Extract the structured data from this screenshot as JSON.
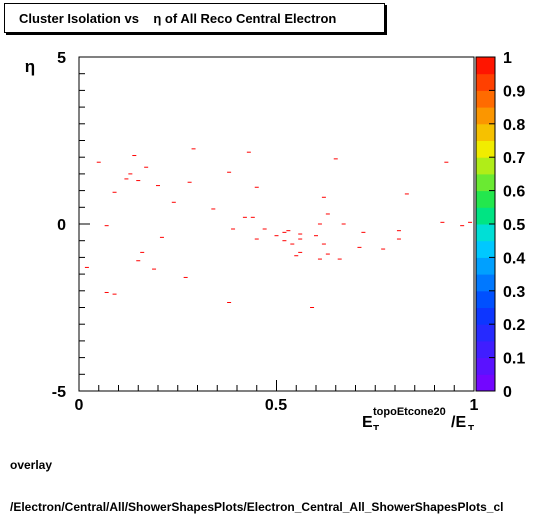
{
  "chart_data": {
    "type": "scatter",
    "title": "Cluster Isolation vs    η of All Reco Central Electron",
    "ylabel": "η",
    "xlabel": {
      "base": "E",
      "sub1": "T",
      "sup": "topoEtcone20",
      "slash": "/E",
      "sub2": "T"
    },
    "xlim": [
      0,
      1
    ],
    "ylim": [
      -5,
      5
    ],
    "x_ticks": [
      "0",
      "0.5",
      "1"
    ],
    "y_ticks": [
      "-5",
      "0",
      "5"
    ],
    "marker_color": "#ff0000",
    "points": [
      [
        0.02,
        -1.3
      ],
      [
        0.05,
        1.85
      ],
      [
        0.07,
        -0.05
      ],
      [
        0.07,
        -2.05
      ],
      [
        0.09,
        -2.1
      ],
      [
        0.09,
        0.95
      ],
      [
        0.12,
        1.35
      ],
      [
        0.13,
        1.5
      ],
      [
        0.14,
        2.05
      ],
      [
        0.15,
        1.3
      ],
      [
        0.15,
        -1.1
      ],
      [
        0.16,
        -0.85
      ],
      [
        0.17,
        1.7
      ],
      [
        0.19,
        -1.35
      ],
      [
        0.2,
        1.15
      ],
      [
        0.21,
        -0.4
      ],
      [
        0.24,
        0.65
      ],
      [
        0.27,
        -1.6
      ],
      [
        0.28,
        1.25
      ],
      [
        0.29,
        2.25
      ],
      [
        0.34,
        0.45
      ],
      [
        0.38,
        1.55
      ],
      [
        0.38,
        -2.35
      ],
      [
        0.39,
        -0.15
      ],
      [
        0.42,
        0.2
      ],
      [
        0.43,
        2.15
      ],
      [
        0.44,
        0.2
      ],
      [
        0.45,
        -0.45
      ],
      [
        0.45,
        1.1
      ],
      [
        0.47,
        -0.15
      ],
      [
        0.5,
        -0.35
      ],
      [
        0.52,
        -0.5
      ],
      [
        0.52,
        -0.25
      ],
      [
        0.53,
        -0.2
      ],
      [
        0.54,
        -0.6
      ],
      [
        0.55,
        -0.95
      ],
      [
        0.56,
        -0.45
      ],
      [
        0.56,
        -0.3
      ],
      [
        0.56,
        -0.85
      ],
      [
        0.59,
        -2.5
      ],
      [
        0.6,
        -0.35
      ],
      [
        0.61,
        0.0
      ],
      [
        0.61,
        -1.05
      ],
      [
        0.62,
        0.8
      ],
      [
        0.62,
        -0.6
      ],
      [
        0.63,
        0.3
      ],
      [
        0.63,
        -0.9
      ],
      [
        0.65,
        1.95
      ],
      [
        0.66,
        -1.05
      ],
      [
        0.67,
        0.0
      ],
      [
        0.71,
        -0.7
      ],
      [
        0.72,
        -0.25
      ],
      [
        0.77,
        -0.75
      ],
      [
        0.81,
        -0.45
      ],
      [
        0.81,
        -0.2
      ],
      [
        0.83,
        0.9
      ],
      [
        0.92,
        0.05
      ],
      [
        0.93,
        1.85
      ],
      [
        0.97,
        -0.05
      ],
      [
        0.99,
        0.05
      ]
    ],
    "colorbar": {
      "ticks": [
        "0",
        "0.1",
        "0.2",
        "0.3",
        "0.4",
        "0.5",
        "0.6",
        "0.7",
        "0.8",
        "0.9",
        "1"
      ]
    }
  },
  "footer": {
    "line1": "overlay",
    "line2": "/Electron/Central/All/ShowerShapesPlots/Electron_Central_All_ShowerShapesPlots_cl"
  }
}
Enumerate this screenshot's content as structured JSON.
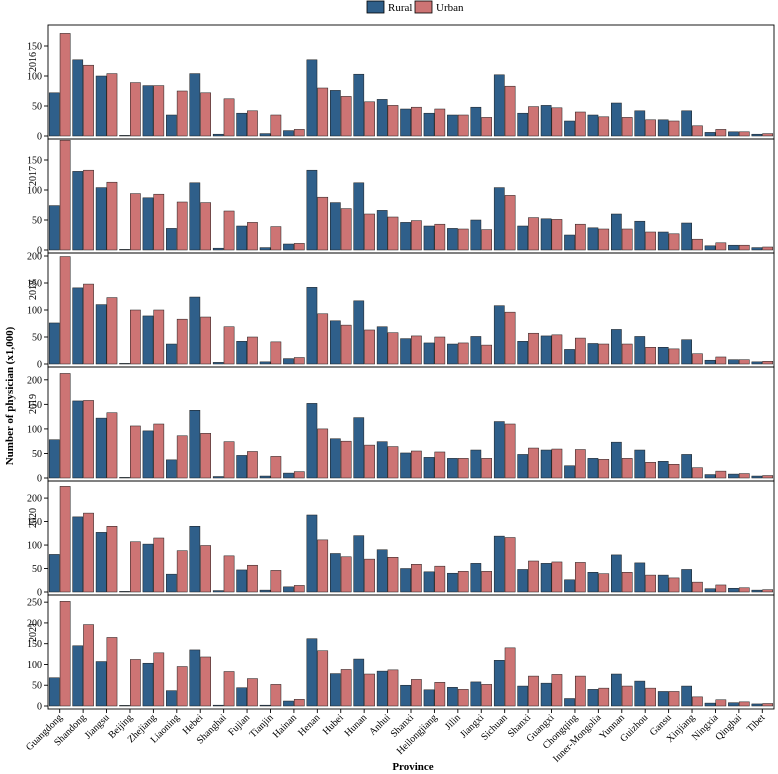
{
  "chart_data": {
    "type": "bar",
    "title": "",
    "xlabel": "Province",
    "ylabel": "Number of physician (x1,000)",
    "legend": {
      "position": "top-center",
      "entries": [
        "Rural",
        "Urban"
      ]
    },
    "colors": {
      "Rural": "#2f5f8a",
      "Urban": "#cd7474"
    },
    "categories": [
      "Guangdong",
      "Shandong",
      "Jiangsu",
      "Beijing",
      "Zhejiang",
      "Liaoning",
      "Hebei",
      "Shanghai",
      "Fujian",
      "Tianjin",
      "Hainan",
      "Henan",
      "Hubei",
      "Hunan",
      "Anhui",
      "Shanxi",
      "Heilongjiang",
      "Jilin",
      "Jiangxi",
      "Sichuan",
      "Shanxi",
      "Guangxi",
      "Chongqing",
      "Inner-Mongolia",
      "Yunnan",
      "Guizhou",
      "Gansu",
      "Xinjiang",
      "Ningxia",
      "Qinghai",
      "Tibet"
    ],
    "panels": [
      {
        "year": "2016",
        "ylim": [
          0,
          180
        ],
        "yticks": [
          0,
          50,
          100,
          150
        ],
        "series": [
          {
            "name": "Rural",
            "values": [
              72,
              127,
              100,
              1,
              84,
              35,
              104,
              3,
              38,
              4,
              9,
              127,
              76,
              103,
              61,
              45,
              38,
              35,
              48,
              102,
              38,
              51,
              25,
              35,
              55,
              42,
              27,
              42,
              6,
              7,
              3
            ]
          },
          {
            "name": "Urban",
            "values": [
              171,
              118,
              104,
              89,
              84,
              75,
              72,
              62,
              42,
              35,
              11,
              80,
              66,
              57,
              51,
              48,
              45,
              35,
              31,
              83,
              49,
              47,
              40,
              32,
              31,
              27,
              25,
              17,
              11,
              7,
              4
            ]
          }
        ]
      },
      {
        "year": "2017",
        "ylim": [
          0,
          180
        ],
        "yticks": [
          0,
          50,
          100,
          150
        ],
        "series": [
          {
            "name": "Rural",
            "values": [
              74,
              131,
              104,
              1,
              87,
              36,
              112,
              3,
              40,
              4,
              10,
              133,
              79,
              112,
              66,
              46,
              40,
              36,
              50,
              104,
              40,
              52,
              25,
              37,
              60,
              48,
              30,
              45,
              7,
              8,
              4
            ]
          },
          {
            "name": "Urban",
            "values": [
              183,
              133,
              113,
              94,
              93,
              80,
              79,
              65,
              46,
              39,
              11,
              88,
              69,
              60,
              55,
              49,
              43,
              35,
              34,
              91,
              54,
              51,
              43,
              35,
              35,
              30,
              27,
              18,
              12,
              8,
              5
            ]
          }
        ]
      },
      {
        "year": "2018",
        "ylim": [
          0,
          200
        ],
        "yticks": [
          0,
          50,
          100,
          150,
          200
        ],
        "series": [
          {
            "name": "Rural",
            "values": [
              76,
              141,
              110,
              1,
              89,
              37,
              124,
              3,
              42,
              4,
              10,
              142,
              80,
              117,
              69,
              47,
              39,
              37,
              51,
              108,
              42,
              52,
              27,
              38,
              64,
              51,
              31,
              45,
              7,
              8,
              4
            ]
          },
          {
            "name": "Urban",
            "values": [
              199,
              148,
              123,
              100,
              100,
              83,
              87,
              69,
              50,
              41,
              12,
              93,
              72,
              63,
              58,
              52,
              50,
              39,
              35,
              96,
              57,
              54,
              48,
              37,
              37,
              31,
              28,
              19,
              13,
              8,
              5
            ]
          }
        ]
      },
      {
        "year": "2019",
        "ylim": [
          0,
          220
        ],
        "yticks": [
          0,
          50,
          100,
          150,
          200
        ],
        "series": [
          {
            "name": "Rural",
            "values": [
              78,
              157,
              122,
              1,
              96,
              37,
              138,
              3,
              46,
              4,
              10,
              152,
              80,
              123,
              74,
              51,
              42,
              40,
              57,
              115,
              48,
              57,
              25,
              40,
              73,
              57,
              34,
              48,
              7,
              8,
              4
            ]
          },
          {
            "name": "Urban",
            "values": [
              213,
              158,
              133,
              106,
              110,
              86,
              91,
              74,
              54,
              44,
              13,
              100,
              75,
              67,
              64,
              55,
              53,
              40,
              40,
              110,
              61,
              59,
              58,
              38,
              40,
              32,
              28,
              21,
              14,
              9,
              5
            ]
          }
        ]
      },
      {
        "year": "2020",
        "ylim": [
          0,
          230
        ],
        "yticks": [
          0,
          50,
          100,
          150,
          200
        ],
        "series": [
          {
            "name": "Rural",
            "values": [
              80,
              160,
              127,
              1,
              102,
              38,
              140,
              3,
              47,
              4,
              11,
              164,
              82,
              120,
              90,
              50,
              43,
              40,
              61,
              119,
              48,
              61,
              26,
              42,
              79,
              62,
              36,
              48,
              7,
              8,
              4
            ]
          },
          {
            "name": "Urban",
            "values": [
              225,
              168,
              140,
              107,
              115,
              88,
              99,
              77,
              57,
              46,
              14,
              111,
              75,
              70,
              74,
              59,
              55,
              44,
              44,
              116,
              66,
              64,
              63,
              39,
              42,
              36,
              30,
              21,
              15,
              9,
              5
            ]
          }
        ]
      },
      {
        "year": "2021",
        "ylim": [
          0,
          260
        ],
        "yticks": [
          0,
          50,
          100,
          150,
          200,
          250
        ],
        "series": [
          {
            "name": "Rural",
            "values": [
              68,
              145,
              107,
              1,
              103,
              37,
              135,
              2,
              44,
              2,
              12,
              162,
              78,
              113,
              84,
              50,
              39,
              45,
              58,
              110,
              48,
              55,
              18,
              40,
              77,
              60,
              35,
              48,
              7,
              8,
              5
            ]
          },
          {
            "name": "Urban",
            "values": [
              252,
              196,
              165,
              112,
              128,
              95,
              118,
              83,
              66,
              52,
              16,
              133,
              88,
              77,
              87,
              64,
              57,
              40,
              52,
              140,
              72,
              76,
              72,
              43,
              48,
              43,
              35,
              22,
              15,
              10,
              6
            ]
          }
        ]
      }
    ]
  }
}
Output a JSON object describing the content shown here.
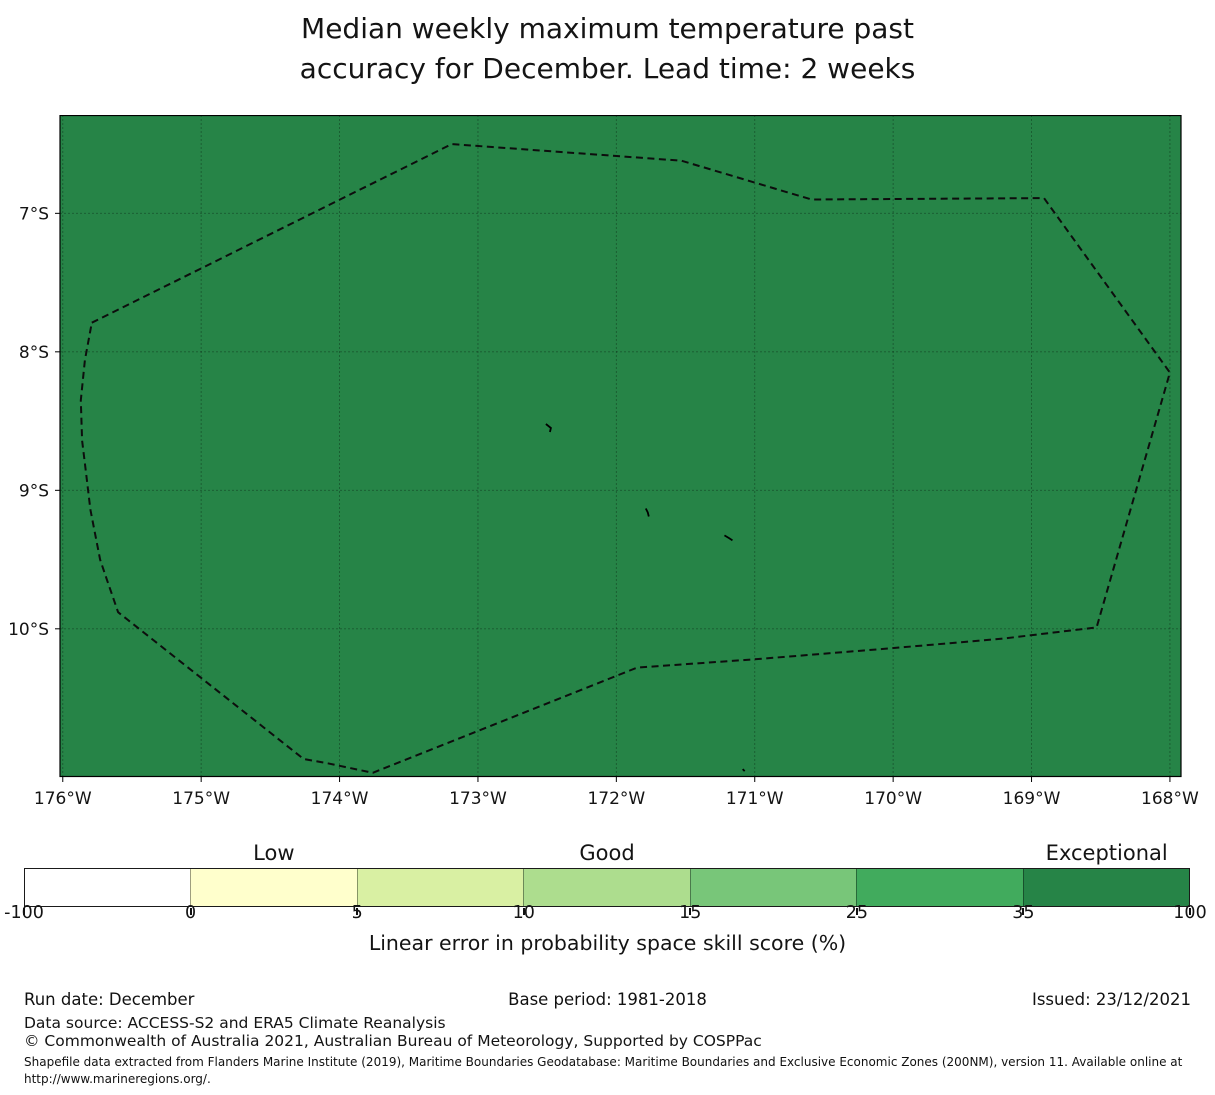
{
  "title": {
    "line1": "Median weekly maximum temperature past",
    "line2": "accuracy for December. Lead time: 2 weeks"
  },
  "chart_data": {
    "type": "map",
    "projection": "PlateCarree",
    "region": "Tokelau EEZ area",
    "xlim": [
      -176.02,
      -167.92
    ],
    "ylim": [
      -11.07,
      -6.29
    ],
    "lon_gridlines": [
      -176,
      -175,
      -174,
      -173,
      -172,
      -171,
      -170,
      -169,
      -168
    ],
    "lat_gridlines": [
      -7,
      -8,
      -9,
      -10
    ],
    "lon_tick_labels": [
      "176°W",
      "175°W",
      "174°W",
      "173°W",
      "172°W",
      "171°W",
      "170°W",
      "169°W",
      "168°W"
    ],
    "lat_tick_labels": [
      "7°S",
      "8°S",
      "9°S",
      "10°S"
    ],
    "grid": true,
    "ocean_fill_color": "#268447",
    "ocean_fill_meaning": "skill score in 35-100 bin (Exceptional)",
    "boundary_style": "dashed",
    "eez_boundary_lonlat": [
      [
        -175.79,
        -7.79
      ],
      [
        -173.19,
        -6.5
      ],
      [
        -171.53,
        -6.62
      ],
      [
        -170.59,
        -6.9
      ],
      [
        -168.91,
        -6.89
      ],
      [
        -168.0,
        -8.15
      ],
      [
        -168.53,
        -9.99
      ],
      [
        -169.2,
        -10.07
      ],
      [
        -170.01,
        -10.14
      ],
      [
        -171.0,
        -10.22
      ],
      [
        -171.85,
        -10.28
      ],
      [
        -173.76,
        -11.04
      ],
      [
        -174.09,
        -10.97
      ],
      [
        -174.26,
        -10.94
      ],
      [
        -175.6,
        -9.88
      ],
      [
        -175.68,
        -9.65
      ],
      [
        -175.73,
        -9.5
      ],
      [
        -175.8,
        -9.14
      ],
      [
        -175.83,
        -8.89
      ],
      [
        -175.86,
        -8.64
      ],
      [
        -175.87,
        -8.35
      ],
      [
        -175.84,
        -8.06
      ]
    ],
    "island_marks": [
      {
        "lon": -172.48,
        "lat": -8.55,
        "shape": [
          [
            -4,
            -4
          ],
          [
            1,
            0
          ],
          [
            0,
            4
          ]
        ]
      },
      {
        "lon": -171.78,
        "lat": -9.16,
        "shape": [
          [
            -1,
            -4
          ],
          [
            1,
            0
          ],
          [
            2,
            4
          ]
        ]
      },
      {
        "lon": -171.19,
        "lat": -9.34,
        "shape": [
          [
            -4,
            -2
          ],
          [
            1,
            1
          ],
          [
            4,
            3
          ]
        ]
      },
      {
        "lon": -171.08,
        "lat": -11.02,
        "shape": [
          [
            -1,
            -1
          ],
          [
            1,
            1
          ]
        ]
      }
    ]
  },
  "colorbar": {
    "category_labels": [
      "Low",
      "Good",
      "Exceptional"
    ],
    "category_label_segments": [
      1,
      3,
      6
    ],
    "tick_labels": [
      "-100",
      "0",
      "5",
      "10",
      "15",
      "25",
      "35",
      "100"
    ],
    "segment_colors": [
      "#ffffff",
      "#ffffcc",
      "#d9f0a3",
      "#addd8e",
      "#78c679",
      "#41ab5d",
      "#268447"
    ],
    "caption": "Linear error in probability space skill score (%)"
  },
  "footer": {
    "run_date": "Run date: December",
    "base_period": "Base period: 1981-2018",
    "issued": "Issued: 23/12/2021",
    "data_source": "Data source: ACCESS-S2 and ERA5 Climate Reanalysis",
    "copyright": "© Commonwealth of Australia 2021, Australian Bureau of Meteorology, Supported by COSPPac",
    "shapefile_note": "Shapefile data extracted from Flanders Marine Institute (2019), Maritime Boundaries Geodatabase: Maritime Boundaries and Exclusive Economic Zones (200NM), version 11. Available online at http://www.marineregions.org/."
  }
}
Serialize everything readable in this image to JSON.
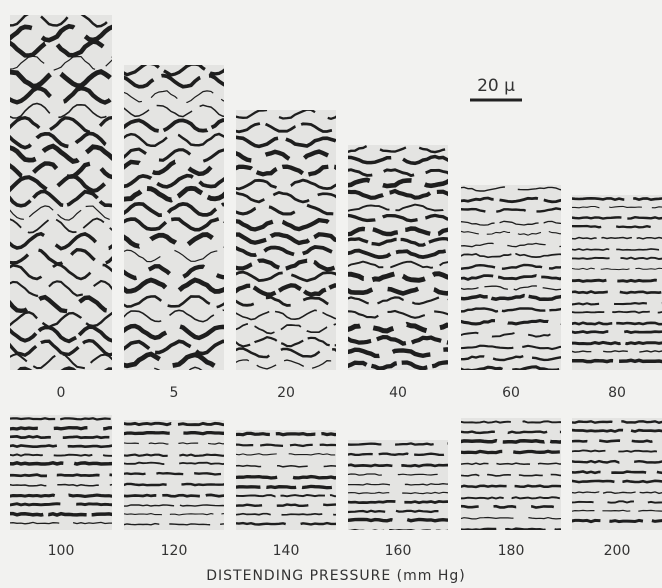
{
  "scale_bar": {
    "label": "20 μ"
  },
  "rows": [
    {
      "panels": [
        "0",
        "5",
        "20",
        "40",
        "60",
        "80"
      ]
    },
    {
      "panels": [
        "100",
        "120",
        "140",
        "160",
        "180",
        "200"
      ]
    }
  ],
  "caption": "DISTENDING PRESSURE (mm Hg)"
}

WHAT IS NEEDED
Copy out the lines that hold "Exceptional".

PROBLEM SOLUTION
    "ocean_fill_meaning": "skill score in 35-100 bin (Exceptional)",
      "Exceptional"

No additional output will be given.